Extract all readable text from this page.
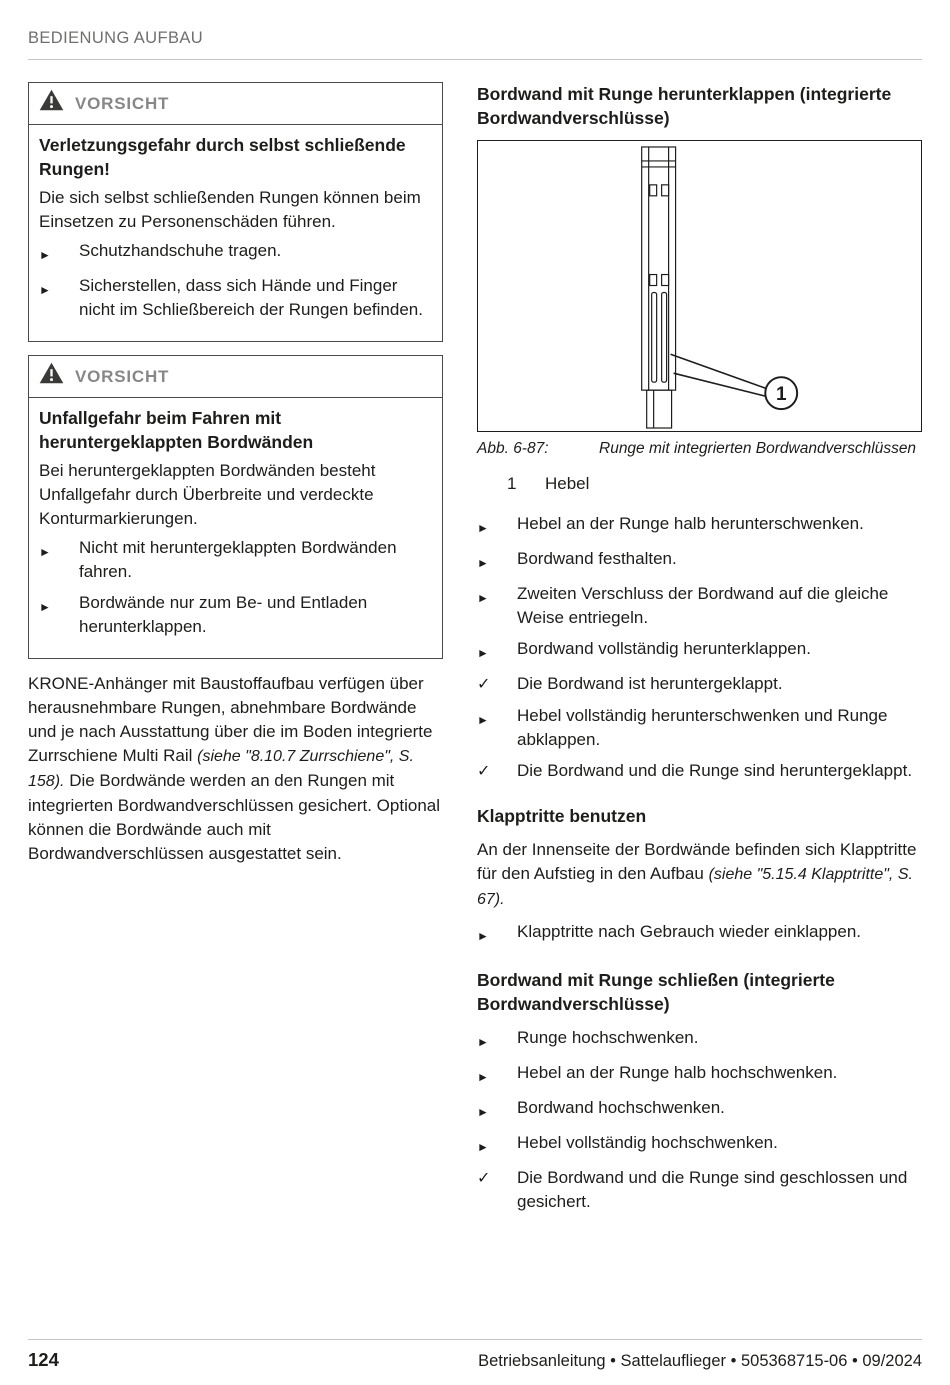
BEDIENUNG AUFBAU
VORSICHT

Verletzungsgefahr durch selbst schließende Rungen!

Die sich selbst schließenden Rungen können beim Einsetzen zu Personenschäden führen.

►	Schutzhandschuhe tragen.
►	Sicherstellen, dass sich Hände und Finger nicht im Schließbereich der Rungen befinden.
VORSICHT

Unfallgefahr beim Fahren mit heruntergeklappten Bordwänden

Bei heruntergeklappten Bordwänden besteht Unfallgefahr durch Überbreite und verdeckte Konturmarkierungen.

►	Nicht mit heruntergeklappten Bordwänden fahren.
►	Bordwände nur zum Be- und Entladen herunterklappen.

KRONE-Anhänger mit Baustoffaufbau verfügen über herausnehmbare Rungen, abnehmbare Bordwände und je nach Ausstattung über die im Boden integrierte Zurrschiene Multi Rail (siehe "8.10.7 Zurrschiene", S. 158). Die Bordwände werden an den Rungen mit integrierten Bordwandverschlüssen gesichert. Optional können die Bordwände auch mit Bordwandverschlüssen ausgestattet sein.

Bordwand mit Runge herunterklappen (integrierte Bordwandverschlüsse)
1
Abb. 6-87:	Runge mit integrierten Bordwandverschlüssen
1	Hebel
►	Hebel an der Runge halb herunterschwenken.
►	Bordwand festhalten.
►	Zweiten Verschluss der Bordwand auf die gleiche Weise entriegeln.
►	Bordwand vollständig herunterklappen.
✓	Die Bordwand ist heruntergeklappt.
►	Hebel vollständig herunterschwenken und Runge abklappen.
✓	Die Bordwand und die Runge sind heruntergeklappt.
Klapptritte benutzen

An der Innenseite der Bordwände befinden sich Klapptritte für den Aufstieg in den Aufbau (siehe "5.15.4 Klapptritte", S. 67).

►	Klapptritte nach Gebrauch wieder einklappen.
Bordwand mit Runge schließen (integrierte Bordwandverschlüsse)
►	Runge hochschwenken.
►	Hebel an der Runge halb hochschwenken.
►	Bordwand hochschwenken.
►	Hebel vollständig hochschwenken.
✓	Die Bordwand und die Runge sind geschlossen und gesichert.
124	Betriebsanleitung • Sattelauflieger • 505368715-06 • 09/2024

-*-*-

Say how many lines contain "gesichert", and give nothing but that number.

2